WHAT NEEDS TO BE DONE: Leave out any picture and return the remaining listing below exactly as given.

INFORMATION PROVIDED:
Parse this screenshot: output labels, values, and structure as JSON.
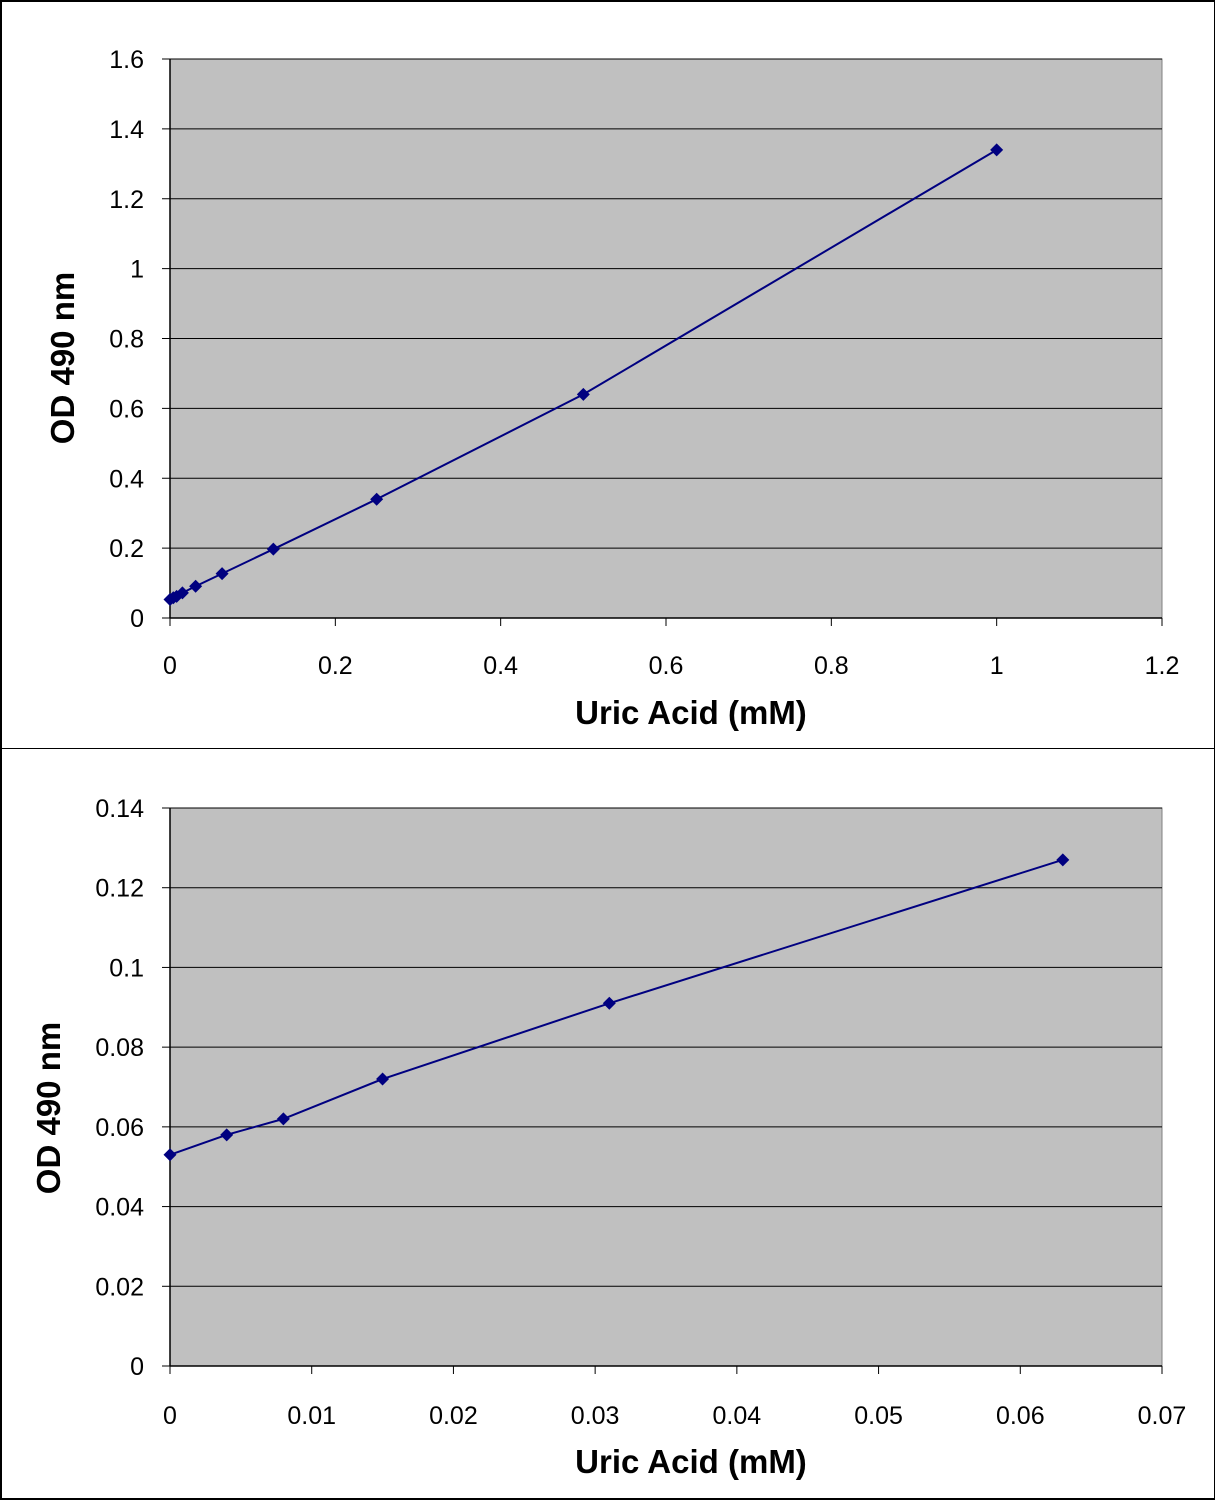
{
  "chart_data": [
    {
      "type": "line",
      "title": "",
      "xlabel": "Uric Acid (mM)",
      "ylabel": "OD 490 nm",
      "xlim": [
        0,
        1.2
      ],
      "ylim": [
        0,
        1.6
      ],
      "x_ticks": [
        "0",
        "0.2",
        "0.4",
        "0.6",
        "0.8",
        "1",
        "1.2"
      ],
      "y_ticks": [
        "0",
        "0.2",
        "0.4",
        "0.6",
        "0.8",
        "1",
        "1.2",
        "1.4",
        "1.6"
      ],
      "grid": "horizontal",
      "legend": "none",
      "colors": {
        "plot_background": "#c0c0c0",
        "series": "#000080",
        "grid": "#000000"
      },
      "series": [
        {
          "x": [
            0,
            0.004,
            0.008,
            0.015,
            0.031,
            0.063,
            0.125,
            0.25,
            0.5,
            1
          ],
          "y": [
            0.053,
            0.058,
            0.062,
            0.072,
            0.091,
            0.127,
            0.197,
            0.34,
            0.64,
            1.34
          ]
        }
      ]
    },
    {
      "type": "line",
      "title": "",
      "xlabel": "Uric Acid (mM)",
      "ylabel": "OD 490 nm",
      "xlim": [
        0,
        0.07
      ],
      "ylim": [
        0,
        0.14
      ],
      "x_ticks": [
        "0",
        "0.01",
        "0.02",
        "0.03",
        "0.04",
        "0.05",
        "0.06",
        "0.07"
      ],
      "y_ticks": [
        "0",
        "0.02",
        "0.04",
        "0.06",
        "0.08",
        "0.1",
        "0.12",
        "0.14"
      ],
      "grid": "horizontal",
      "legend": "none",
      "colors": {
        "plot_background": "#c0c0c0",
        "series": "#000080",
        "grid": "#000000"
      },
      "series": [
        {
          "x": [
            0,
            0.004,
            0.008,
            0.015,
            0.031,
            0.063
          ],
          "y": [
            0.053,
            0.058,
            0.062,
            0.072,
            0.091,
            0.127
          ]
        }
      ]
    }
  ]
}
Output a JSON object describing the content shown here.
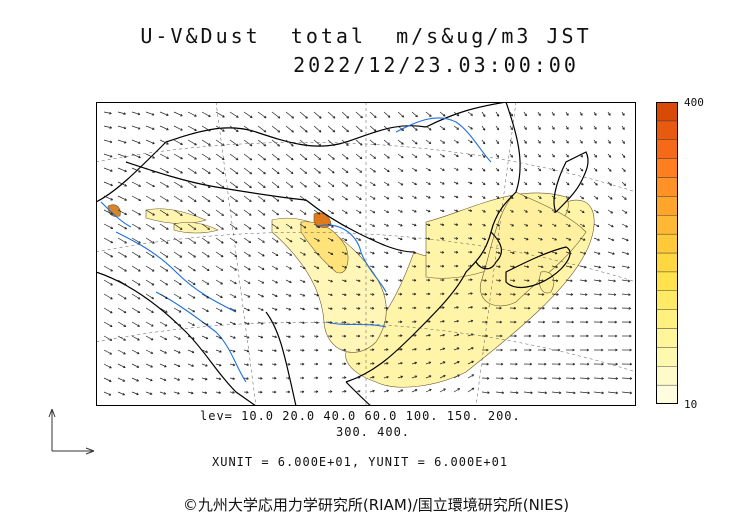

WRITTEN RESPONSE:
Parse this screenshot: output labels, values, and structure as JSON.
{
  "chart_data": [
    {
      "type": "line",
      "title": "",
      "xlabel": "Uric Acid (mM)",
      "ylabel": "OD 490 nm",
      "xlim": [
        0,
        1.2
      ],
      "ylim": [
        0,
        1.6
      ],
      "x_ticks": [
        "0",
        "0.2",
        "0.4",
        "0.6",
        "0.8",
        "1",
        "1.2"
      ],
      "y_ticks": [
        "0",
        "0.2",
        "0.4",
        "0.6",
        "0.8",
        "1",
        "1.2",
        "1.4",
        "1.6"
      ],
      "grid": "horizontal",
      "legend": "none",
      "colors": {
        "plot_background": "#c0c0c0",
        "series": "#000080",
        "grid": "#000000"
      },
      "series": [
        {
          "x": [
            0,
            0.004,
            0.008,
            0.015,
            0.031,
            0.063,
            0.125,
            0.25,
            0.5,
            1
          ],
          "y": [
            0.053,
            0.058,
            0.062,
            0.072,
            0.091,
            0.127,
            0.197,
            0.34,
            0.64,
            1.34
          ]
        }
      ]
    },
    {
      "type": "line",
      "title": "",
      "xlabel": "Uric Acid (mM)",
      "ylabel": "OD 490 nm",
      "xlim": [
        0,
        0.07
      ],
      "ylim": [
        0,
        0.14
      ],
      "x_ticks": [
        "0",
        "0.01",
        "0.02",
        "0.03",
        "0.04",
        "0.05",
        "0.06",
        "0.07"
      ],
      "y_ticks": [
        "0",
        "0.02",
        "0.04",
        "0.06",
        "0.08",
        "0.1",
        "0.12",
        "0.14"
      ],
      "grid": "horizontal",
      "legend": "none",
      "colors": {
        "plot_background": "#c0c0c0",
        "series": "#000080",
        "grid": "#000000"
      },
      "series": [
        {
          "x": [
            0,
            0.004,
            0.008,
            0.015,
            0.031,
            0.063
          ],
          "y": [
            0.053,
            0.058,
            0.062,
            0.072,
            0.091,
            0.127
          ]
        }
      ]
    }
  ]
}
Output a JSON object describing the content shown here.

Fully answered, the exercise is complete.